What is needed:
Write out every one of the records below word for word, omitting the pictures.

[Recorded data]
[Start]

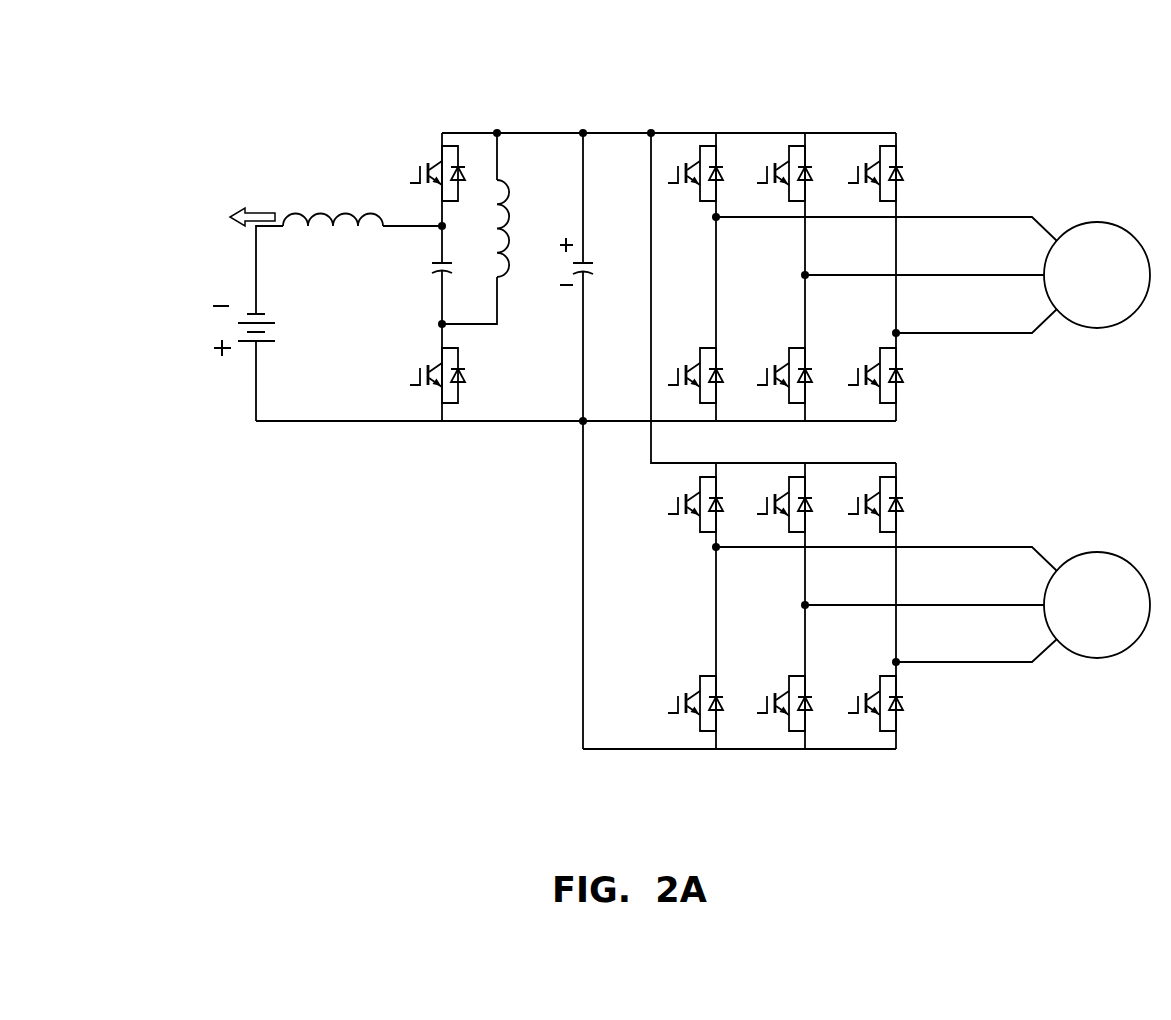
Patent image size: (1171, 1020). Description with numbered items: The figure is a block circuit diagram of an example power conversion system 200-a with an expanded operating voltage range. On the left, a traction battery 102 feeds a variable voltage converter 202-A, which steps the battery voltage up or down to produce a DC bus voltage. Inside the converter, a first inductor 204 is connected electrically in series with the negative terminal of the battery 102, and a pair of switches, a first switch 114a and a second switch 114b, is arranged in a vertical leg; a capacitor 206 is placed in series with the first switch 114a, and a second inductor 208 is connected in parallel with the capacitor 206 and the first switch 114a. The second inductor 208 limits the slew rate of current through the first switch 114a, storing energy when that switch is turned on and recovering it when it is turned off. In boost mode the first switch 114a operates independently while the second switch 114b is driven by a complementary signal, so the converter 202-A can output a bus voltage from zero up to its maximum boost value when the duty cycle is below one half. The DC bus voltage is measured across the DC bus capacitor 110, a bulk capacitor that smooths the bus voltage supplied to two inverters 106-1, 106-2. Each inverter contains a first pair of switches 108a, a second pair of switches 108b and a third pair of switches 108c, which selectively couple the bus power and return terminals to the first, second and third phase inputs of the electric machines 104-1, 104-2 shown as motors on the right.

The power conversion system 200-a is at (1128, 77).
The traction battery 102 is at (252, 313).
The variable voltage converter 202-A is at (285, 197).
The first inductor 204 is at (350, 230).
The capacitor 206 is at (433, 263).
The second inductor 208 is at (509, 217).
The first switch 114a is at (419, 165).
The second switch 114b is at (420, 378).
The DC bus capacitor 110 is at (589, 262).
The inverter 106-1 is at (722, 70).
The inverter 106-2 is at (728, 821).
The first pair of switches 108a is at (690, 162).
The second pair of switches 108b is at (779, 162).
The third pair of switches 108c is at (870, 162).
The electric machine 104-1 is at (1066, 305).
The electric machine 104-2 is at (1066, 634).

[End]

Expected output:
Patent image size: (1171, 1020). Description with numbered items: The figure is a block circuit diagram of an example power conversion system 200-a with an expanded operating voltage range. On the left, a traction battery 102 feeds a variable voltage converter 202-A, which steps the battery voltage up or down to produce a DC bus voltage. Inside the converter, a first inductor 204 is connected electrically in series with the negative terminal of the battery 102, and a pair of switches, a first switch 114a and a second switch 114b, is arranged in a vertical leg; a capacitor 206 is placed in series with the first switch 114a, and a second inductor 208 is connected in parallel with the capacitor 206 and the first switch 114a. The second inductor 208 limits the slew rate of current through the first switch 114a, storing energy when that switch is turned on and recovering it when it is turned off. In boost mode the first switch 114a operates independently while the second switch 114b is driven by a complementary signal, so the converter 202-A can output a bus voltage from zero up to its maximum boost value when the duty cycle is below one half. The DC bus voltage is measured across the DC bus capacitor 110, a bulk capacitor that smooths the bus voltage supplied to two inverters 106-1, 106-2. Each inverter contains a first pair of switches 108a, a second pair of switches 108b and a third pair of switches 108c, which selectively couple the bus power and return terminals to the first, second and third phase inputs of the electric machines 104-1, 104-2 shown as motors on the right.

The power conversion system 200-a is at (1128, 77).
The traction battery 102 is at (252, 313).
The variable voltage converter 202-A is at (285, 197).
The first inductor 204 is at (350, 230).
The capacitor 206 is at (433, 263).
The second inductor 208 is at (509, 217).
The first switch 114a is at (419, 165).
The second switch 114b is at (420, 378).
The DC bus capacitor 110 is at (589, 262).
The inverter 106-1 is at (722, 70).
The inverter 106-2 is at (728, 821).
The first pair of switches 108a is at (690, 162).
The second pair of switches 108b is at (779, 162).
The third pair of switches 108c is at (870, 162).
The electric machine 104-1 is at (1066, 305).
The electric machine 104-2 is at (1066, 634).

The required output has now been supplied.